• _DIRECTIONS_
Give the data again, word for word.

• _INPUT DATA_
────────
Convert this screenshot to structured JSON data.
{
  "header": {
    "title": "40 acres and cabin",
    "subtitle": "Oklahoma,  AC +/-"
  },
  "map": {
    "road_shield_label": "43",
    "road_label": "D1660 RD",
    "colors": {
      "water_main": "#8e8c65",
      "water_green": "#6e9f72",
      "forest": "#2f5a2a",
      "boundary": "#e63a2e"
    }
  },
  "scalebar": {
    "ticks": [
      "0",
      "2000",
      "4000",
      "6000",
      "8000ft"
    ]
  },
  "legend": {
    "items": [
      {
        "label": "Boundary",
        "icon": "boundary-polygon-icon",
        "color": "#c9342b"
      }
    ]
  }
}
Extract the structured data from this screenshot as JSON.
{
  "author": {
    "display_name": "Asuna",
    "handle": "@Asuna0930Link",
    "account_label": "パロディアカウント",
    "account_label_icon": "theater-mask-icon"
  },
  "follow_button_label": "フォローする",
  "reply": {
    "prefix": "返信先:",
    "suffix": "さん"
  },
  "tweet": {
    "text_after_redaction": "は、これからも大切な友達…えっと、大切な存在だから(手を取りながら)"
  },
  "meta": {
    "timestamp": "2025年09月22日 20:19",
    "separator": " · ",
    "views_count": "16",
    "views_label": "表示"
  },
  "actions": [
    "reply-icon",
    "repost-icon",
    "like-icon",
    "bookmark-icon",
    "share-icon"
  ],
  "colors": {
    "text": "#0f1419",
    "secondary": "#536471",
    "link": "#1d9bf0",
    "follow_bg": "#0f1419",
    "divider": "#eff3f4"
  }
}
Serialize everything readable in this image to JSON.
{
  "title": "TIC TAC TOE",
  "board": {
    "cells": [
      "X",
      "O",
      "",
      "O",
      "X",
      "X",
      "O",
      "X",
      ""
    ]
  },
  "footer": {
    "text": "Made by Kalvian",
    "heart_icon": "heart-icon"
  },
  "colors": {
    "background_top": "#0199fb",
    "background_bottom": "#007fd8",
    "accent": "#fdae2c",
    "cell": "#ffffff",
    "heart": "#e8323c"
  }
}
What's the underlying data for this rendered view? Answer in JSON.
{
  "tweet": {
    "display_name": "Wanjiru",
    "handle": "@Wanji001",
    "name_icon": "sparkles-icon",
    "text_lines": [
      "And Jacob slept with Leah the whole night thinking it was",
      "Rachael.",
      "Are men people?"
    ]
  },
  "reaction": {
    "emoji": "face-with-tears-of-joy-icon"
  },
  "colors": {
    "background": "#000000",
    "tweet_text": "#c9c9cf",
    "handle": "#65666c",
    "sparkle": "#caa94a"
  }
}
────────
• _RESULT OF THIS TASK_
Convert this screenshot to structured JSON data.
{
  "header": {
    "title": "40 acres and cabin",
    "subtitle": "Oklahoma,  AC +/-"
  },
  "map": {
    "road_shield_label": "43",
    "road_label": "D1660 RD",
    "colors": {
      "water_main": "#8e8c65",
      "water_green": "#6e9f72",
      "forest": "#2f5a2a",
      "boundary": "#e63a2e"
    }
  },
  "scalebar": {
    "ticks": [
      "0",
      "2000",
      "4000",
      "6000",
      "8000ft"
    ]
  },
  "legend": {
    "items": [
      {
        "label": "Boundary",
        "icon": "boundary-polygon-icon",
        "color": "#c9342b"
      }
    ]
  }
}
Extract the structured data from this screenshot as JSON.
{
  "author": {
    "display_name": "Asuna",
    "handle": "@Asuna0930Link",
    "account_label": "パロディアカウント",
    "account_label_icon": "theater-mask-icon"
  },
  "follow_button_label": "フォローする",
  "reply": {
    "prefix": "返信先:",
    "suffix": "さん"
  },
  "tweet": {
    "text_after_redaction": "は、これからも大切な友達…えっと、大切な存在だから(手を取りながら)"
  },
  "meta": {
    "timestamp": "2025年09月22日 20:19",
    "separator": " · ",
    "views_count": "16",
    "views_label": "表示"
  },
  "actions": [
    "reply-icon",
    "repost-icon",
    "like-icon",
    "bookmark-icon",
    "share-icon"
  ],
  "colors": {
    "text": "#0f1419",
    "secondary": "#536471",
    "link": "#1d9bf0",
    "follow_bg": "#0f1419",
    "divider": "#eff3f4"
  }
}
Serialize everything readable in this image to JSON.
{
  "title": "TIC TAC TOE",
  "board": {
    "cells": [
      "X",
      "O",
      "",
      "O",
      "X",
      "X",
      "O",
      "X",
      ""
    ]
  },
  "footer": {
    "text": "Made by Kalvian",
    "heart_icon": "heart-icon"
  },
  "colors": {
    "background_top": "#0199fb",
    "background_bottom": "#007fd8",
    "accent": "#fdae2c",
    "cell": "#ffffff",
    "heart": "#e8323c"
  }
}
What's the underlying data for this rendered view? Answer in JSON.
{
  "tweet": {
    "display_name": "Wanjiru",
    "handle": "@Wanji001",
    "name_icon": "sparkles-icon",
    "text_lines": [
      "And Jacob slept with Leah the whole night thinking it was",
      "Rachael.",
      "Are men people?"
    ]
  },
  "reaction": {
    "emoji": "face-with-tears-of-joy-icon"
  },
  "colors": {
    "background": "#000000",
    "tweet_text": "#c9c9cf",
    "handle": "#65666c",
    "sparkle": "#caa94a"
  }
}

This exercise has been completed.